Continue the passage on meditation, concentration, and wisdom, picking up right after its last sentence.

Text block:
^^^^^^^^

Moderate effort over a long period of time is important, no matter what you are trying to do. One brings failure on oneself by working extremely hard at the beginning, attempting to do too much, and then giving it all up after a short time. A constant stream of moderate effort is needed. Similarly, when meditating, you need to be skillful by having frequent, short sessions; it is more important that the session be of good quality than that it be long.

When you have such effort, you have the necessary “substances” for developing concentration. Concentration is a matter of channelling this mind which is presently distracted in a great many directions. A scattered mind does not have much power. When channelled, no matter what the object of observation is, the mind is very powerful.

There is no external way to channel the mind, as by a surgical operation; it must be done by withdrawing it inside. Withdrawal of the mind also occurs in deep sleep in which the factor of alertness has become unclear; therefore, here the withdrawal of the mind is to be accompanied by strong clarity of alertness. In brief, the mind must have stability staying firmly on its object, great clarity of the object, and alert, clear, sharp tautness.

With respect to the last perfection, wisdom, there are in general many types of wisdom; the three main ones are conventional wisdom realising the five fields of knowledge, ultimate wisdom realising the mode of subsistence of phenomena, and wisdom knowing how to help sentient beings. The main one being explained here is the second, the wisdom realising selflessness.

^^^^^^^^

[Layout region records]
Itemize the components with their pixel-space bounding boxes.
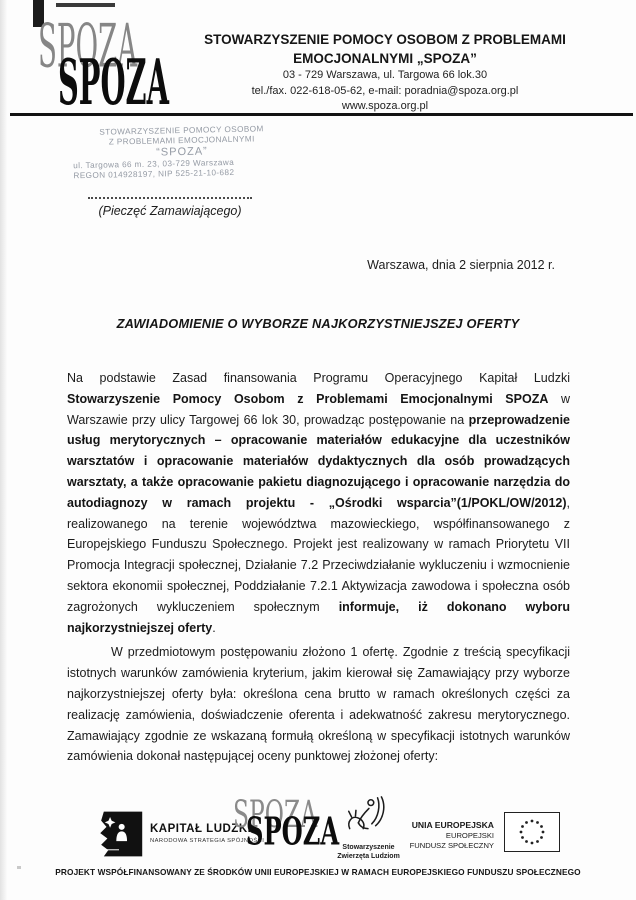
eu-flag-icon [504, 812, 560, 852]
scan-artifact-line [56, 3, 115, 7]
org-name-line2: EMOCJONALNYMI „SPOZA” [155, 49, 615, 68]
stamp-caption: (Pieczęć Zamawiającego) [70, 204, 270, 218]
date-line: Warszawa, dnia 2 sierpnia 2012 r. [367, 258, 555, 272]
spoza-logo-black-text: SPOZA [58, 52, 169, 114]
eu-label-line3: FUNDUSZ SPOŁECZNY [398, 841, 494, 851]
scanned-letter-page: SPOZA SPOZA STOWARZYSZENIE POMOCY OSOBOM… [0, 0, 636, 900]
zwierzeta-ludziom-logo-icon [338, 794, 396, 844]
org-name-line1: STOWARZYSZENIE POMOCY OSOBOM Z PROBLEMAM… [155, 30, 615, 49]
eu-label-line1: UNIA EUROPEJSKA [398, 820, 494, 831]
letter-body: Na podstawie Zasad finansowania Programu… [67, 368, 570, 771]
header-divider-rule [10, 113, 633, 116]
body-paragraph-2: W przedmiotowym postępowaniu złożono 1 o… [67, 642, 570, 767]
letterhead: STOWARZYSZENIE POMOCY OSOBOM Z PROBLEMAM… [155, 30, 615, 115]
zwierzeta-label-line2: Zwierzęta Ludziom [326, 852, 411, 861]
eu-label-line2: EUROPEJSKI [398, 831, 494, 841]
org-contact: tel./fax. 022-618-05-62, e-mail: poradni… [155, 84, 615, 100]
funding-statement: PROJEKT WSPÓŁFINANSOWANY ZE ŚRODKÓW UNII… [0, 867, 636, 877]
org-address: 03 - 729 Warszawa, ul. Targowa 66 lok.30 [155, 68, 615, 84]
eu-label-block: UNIA EUROPEJSKA EUROPEJSKI FUNDUSZ SPOŁE… [398, 820, 494, 851]
signature-dotted-line [88, 188, 252, 199]
kapital-ludzki-flag-icon [94, 810, 144, 858]
letter-title: ZAWIADOMIENIE O WYBORZE NAJKORZYSTNIEJSZ… [0, 316, 636, 331]
scan-edge-shading [0, 0, 7, 900]
org-stamp: STOWARZYSZENIE POMOCY OSOBOM Z PROBLEMAM… [72, 124, 291, 182]
body-paragraph-1: Na podstawie Zasad finansowania Programu… [67, 368, 570, 638]
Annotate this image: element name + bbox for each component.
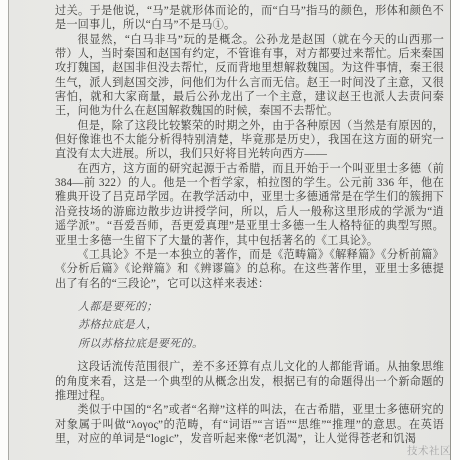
paragraph-white-horse-story: 很显然，“白马非马”玩的是概念。公孙龙是赵国（就在今天的山西那一带）人，当时秦国… (55, 33, 444, 119)
paragraph-aristotle-intro: 在西方，这方面的研究起源于古希腊，而且开始于一个叫亚里士多德（前 384—前 3… (55, 162, 444, 248)
syllogism-line-minor-premise: 苏格拉底是人， (78, 316, 444, 335)
paragraph-logos-logic: 类似于中国的“名”或者“名辩”这样的叫法，在古希腊，亚里士多德研究的对象属于叫做… (55, 403, 444, 446)
paragraph-continuation: 过关。于是他说，“马”是就形体而论的，而“白马”指马的颜色，形体和颜色不是一回事… (55, 4, 444, 33)
watermark-text: 技术社区 (407, 443, 450, 458)
paragraph-syllogism-comment: 这段话流传范围很广，差不多还算有点儿文化的人都能背诵。从抽象思维的角度来看，这是… (55, 360, 444, 403)
scan-left-edge (0, 0, 9, 460)
scan-right-edge (450, 0, 460, 460)
paragraph-organon: 《工具论》不是一本独立的著作，而是《范畴篇》《解释篇》《分析前篇》《分析后篇》《… (55, 248, 444, 291)
syllogism-quote-block: 人都是要死的； 苏格拉底是人， 所以苏格拉底是要死的。 (55, 298, 444, 354)
book-page: 过关。于是他说，“马”是就形体而论的，而“白马”指马的颜色，形体和颜色不是一回事… (9, 0, 450, 460)
syllogism-line-conclusion: 所以苏格拉底是要死的。 (78, 335, 444, 354)
syllogism-line-major-premise: 人都是要死的； (78, 298, 444, 317)
paragraph-research-stalled: 但是，除了这段比较繁荣的时期之外，由于各种原因（当然是有原因的，但好像谁也不太能… (55, 119, 444, 162)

^^^^^^^^

Written response:
With regard to selflessness, it is necessary to know what “self ” is — to identify the self that does not exist. Then one can understand its opposite, selflessness. Selflessness is not a case of something that existed in the past becoming non-existent; rather, this sort of “self ” is something that never did exist. What is needed is to identify as non-existent something that always was non-existent, for due to not having made such identification, we are drawn into the afflictive emotions of desire and hatred as well as all the problems these bring.

What is this self that does not exist? In this context, “self ” refers not to the person or “I” as it usually does but to independence, something that exists under its own power. You should examine all types of phenomena to determine if they exist under their own power, to see whether they have their own independent mode of subsistence or not. If phenomena do exist under their own power, then when you investigate to find the object designated, it should become clearer and clearer.

For instance, consider your own person (the usual type of “self ”) or “I.” The “I” appears from within the context of mind and body; however, if you investigate these places from which it appears, you cannot find it. Similarly, with regard to this which we point out as a table, if you are not satisfied with its mere appearance but investigate its nature, searching among its various parts and separating out all of its qualities and so forth, there is no table left to be found as the substrate of those parts and qualities.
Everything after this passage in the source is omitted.